[begin Data lines]
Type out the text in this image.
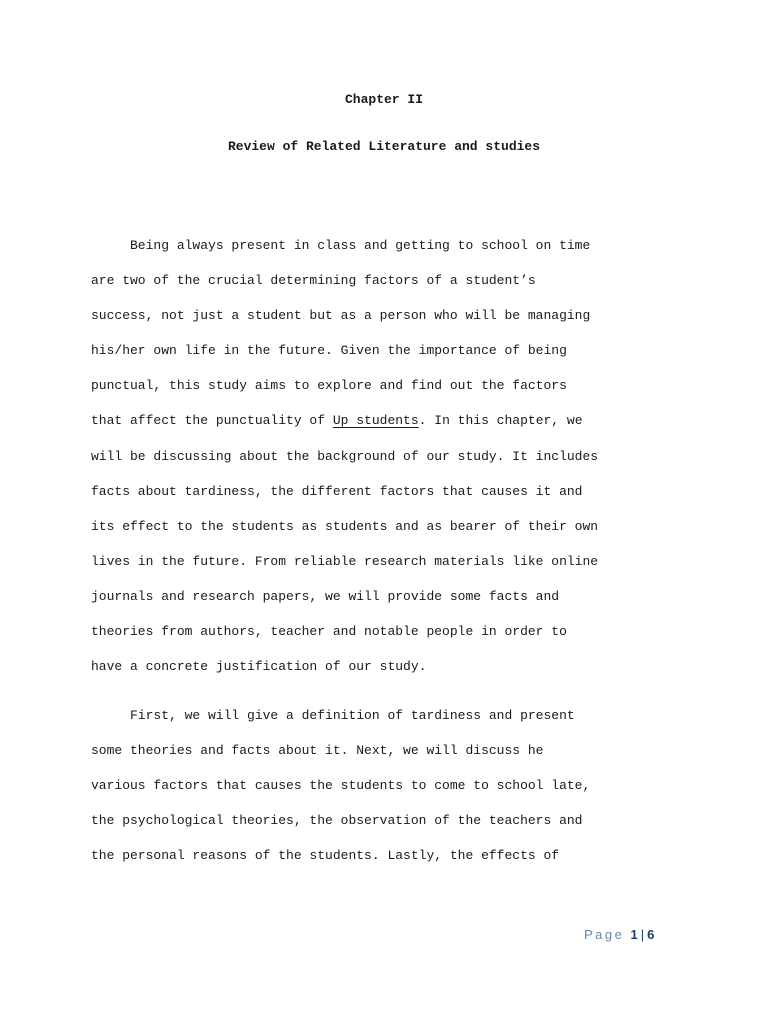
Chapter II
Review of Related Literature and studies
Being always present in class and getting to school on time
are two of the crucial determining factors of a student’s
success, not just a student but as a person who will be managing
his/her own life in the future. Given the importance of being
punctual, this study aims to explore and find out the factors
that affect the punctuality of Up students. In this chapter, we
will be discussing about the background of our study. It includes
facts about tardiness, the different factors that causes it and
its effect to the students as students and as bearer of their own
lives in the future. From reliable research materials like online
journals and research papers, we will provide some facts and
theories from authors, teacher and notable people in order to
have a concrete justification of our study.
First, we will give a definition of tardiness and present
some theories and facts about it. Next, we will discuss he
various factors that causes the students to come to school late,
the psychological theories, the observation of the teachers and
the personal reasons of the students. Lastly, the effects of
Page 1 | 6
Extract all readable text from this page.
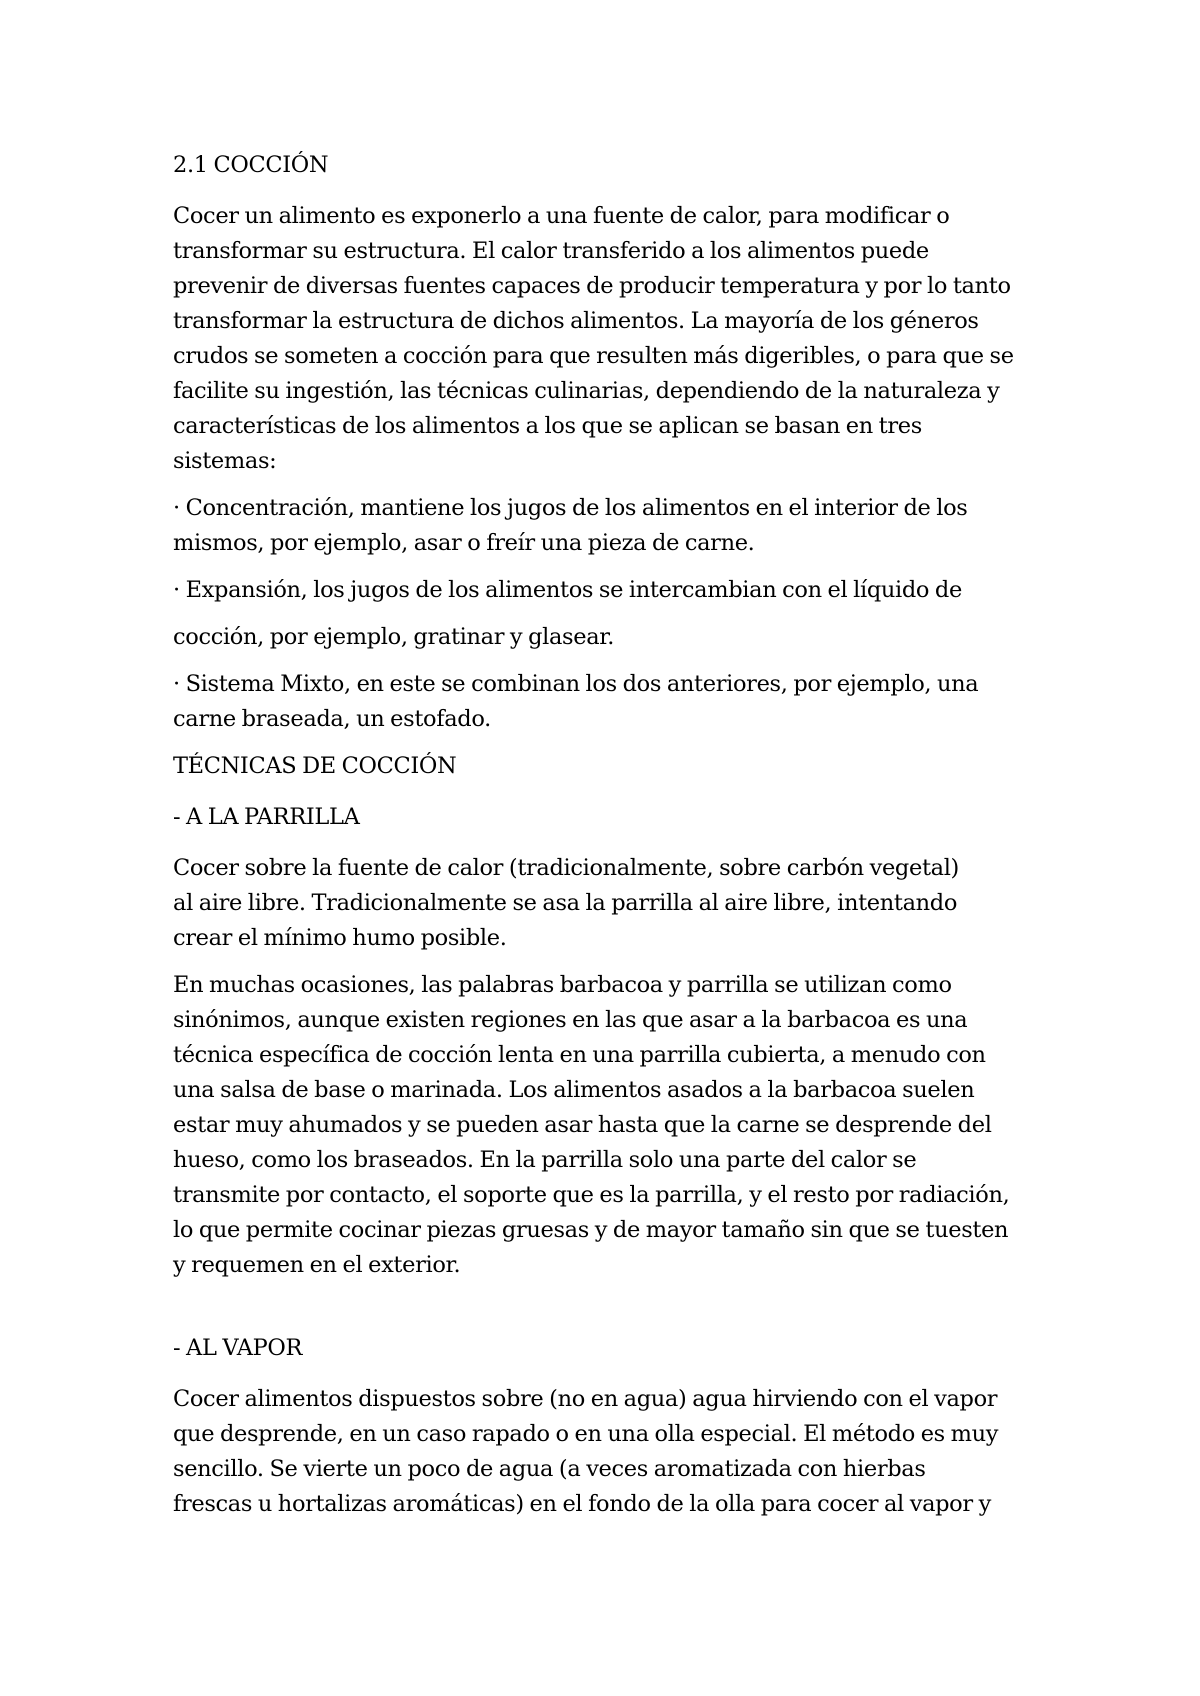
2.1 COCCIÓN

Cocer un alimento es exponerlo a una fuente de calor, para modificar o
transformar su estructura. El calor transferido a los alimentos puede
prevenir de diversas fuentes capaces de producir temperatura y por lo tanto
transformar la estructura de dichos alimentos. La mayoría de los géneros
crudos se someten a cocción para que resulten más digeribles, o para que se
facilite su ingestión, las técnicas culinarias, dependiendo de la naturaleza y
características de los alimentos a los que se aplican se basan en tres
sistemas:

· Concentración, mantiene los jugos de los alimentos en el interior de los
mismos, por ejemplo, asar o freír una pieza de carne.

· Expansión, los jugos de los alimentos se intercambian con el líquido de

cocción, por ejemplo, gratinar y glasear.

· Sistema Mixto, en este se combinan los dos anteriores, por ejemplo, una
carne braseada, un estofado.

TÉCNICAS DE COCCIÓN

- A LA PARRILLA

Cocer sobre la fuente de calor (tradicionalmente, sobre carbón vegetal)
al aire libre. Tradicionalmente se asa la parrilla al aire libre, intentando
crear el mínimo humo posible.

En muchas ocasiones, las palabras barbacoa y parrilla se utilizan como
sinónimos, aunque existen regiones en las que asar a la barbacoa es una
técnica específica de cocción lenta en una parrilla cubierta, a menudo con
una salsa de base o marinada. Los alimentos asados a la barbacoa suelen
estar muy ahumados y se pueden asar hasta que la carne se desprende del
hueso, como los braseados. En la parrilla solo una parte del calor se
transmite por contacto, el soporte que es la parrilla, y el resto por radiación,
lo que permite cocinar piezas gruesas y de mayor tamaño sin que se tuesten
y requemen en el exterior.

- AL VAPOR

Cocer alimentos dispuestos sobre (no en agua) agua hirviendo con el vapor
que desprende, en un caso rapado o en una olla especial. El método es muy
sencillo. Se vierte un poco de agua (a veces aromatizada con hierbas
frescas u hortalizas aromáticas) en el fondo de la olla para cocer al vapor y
[end Data lines]
▶ [What to do]
Search the records for the word "factors". Copy every line that has it.

▶ [Reply]
are two of the crucial determining factors of a student’s
punctual, this study aims to explore and find out the factors
facts about tardiness, the different factors that causes it and
various factors that causes the students to come to school late,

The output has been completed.